In the listing below, locate the lines bearing the word "دانيال". Copy every one of them.

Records

[BEGIN]

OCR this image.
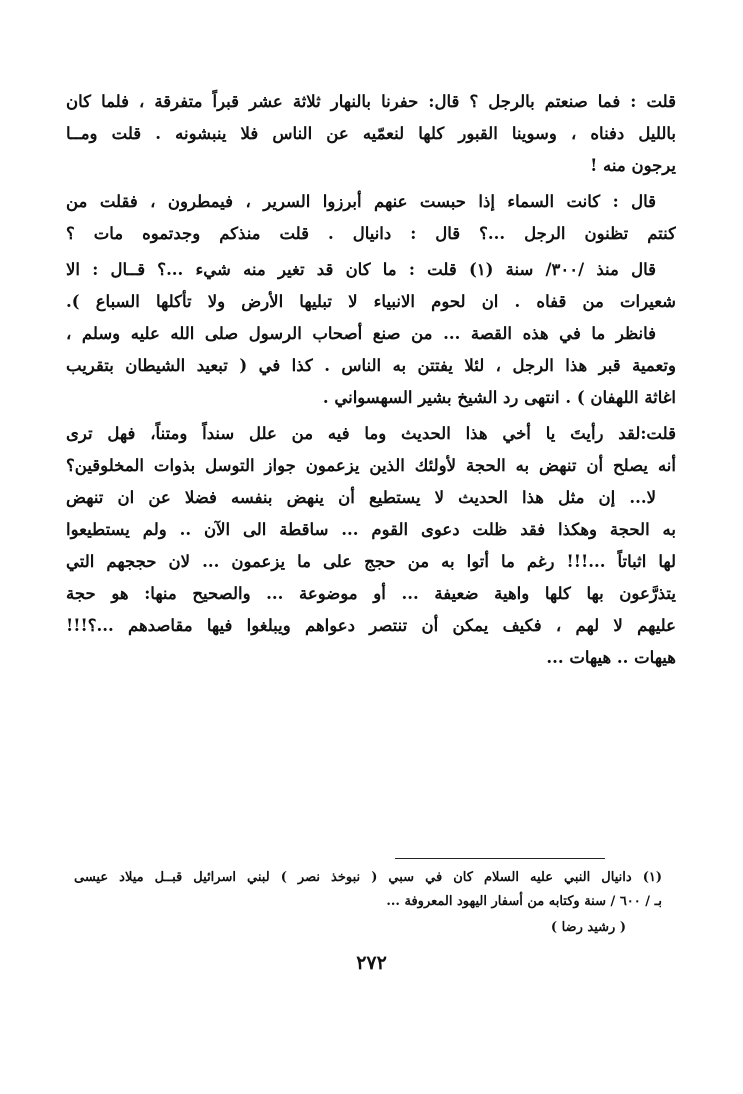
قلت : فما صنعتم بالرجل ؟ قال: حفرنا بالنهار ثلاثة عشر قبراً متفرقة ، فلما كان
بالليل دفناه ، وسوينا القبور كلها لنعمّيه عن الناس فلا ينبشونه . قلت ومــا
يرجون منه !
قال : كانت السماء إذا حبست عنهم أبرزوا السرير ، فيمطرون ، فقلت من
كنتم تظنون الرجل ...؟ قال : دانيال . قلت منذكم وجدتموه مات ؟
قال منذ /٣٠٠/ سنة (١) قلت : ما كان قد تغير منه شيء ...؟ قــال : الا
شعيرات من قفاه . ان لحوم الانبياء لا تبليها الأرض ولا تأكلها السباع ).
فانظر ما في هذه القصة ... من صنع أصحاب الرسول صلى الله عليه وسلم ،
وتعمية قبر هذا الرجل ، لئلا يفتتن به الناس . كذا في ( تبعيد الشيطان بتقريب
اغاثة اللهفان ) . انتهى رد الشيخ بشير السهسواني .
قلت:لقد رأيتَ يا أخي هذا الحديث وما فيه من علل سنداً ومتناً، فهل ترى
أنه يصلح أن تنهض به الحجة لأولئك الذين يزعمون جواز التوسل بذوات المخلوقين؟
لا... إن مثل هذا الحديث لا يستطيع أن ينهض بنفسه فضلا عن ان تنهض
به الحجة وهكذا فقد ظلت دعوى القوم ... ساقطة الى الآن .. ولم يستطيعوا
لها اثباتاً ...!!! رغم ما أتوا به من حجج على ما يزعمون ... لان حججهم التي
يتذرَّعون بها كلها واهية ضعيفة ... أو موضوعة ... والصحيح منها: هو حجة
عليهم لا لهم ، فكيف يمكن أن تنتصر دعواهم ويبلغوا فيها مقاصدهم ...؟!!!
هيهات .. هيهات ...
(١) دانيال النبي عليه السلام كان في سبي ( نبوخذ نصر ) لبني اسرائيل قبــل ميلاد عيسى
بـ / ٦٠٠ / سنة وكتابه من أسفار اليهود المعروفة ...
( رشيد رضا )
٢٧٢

[END]

THE ANSWER —
كنتم تظنون الرجل ...؟ قال : دانيال . قلت منذكم وجدتموه مات ؟
(١) دانيال النبي عليه السلام كان في سبي ( نبوخذ نصر ) لبني اسرائيل قبــل ميلاد عيسى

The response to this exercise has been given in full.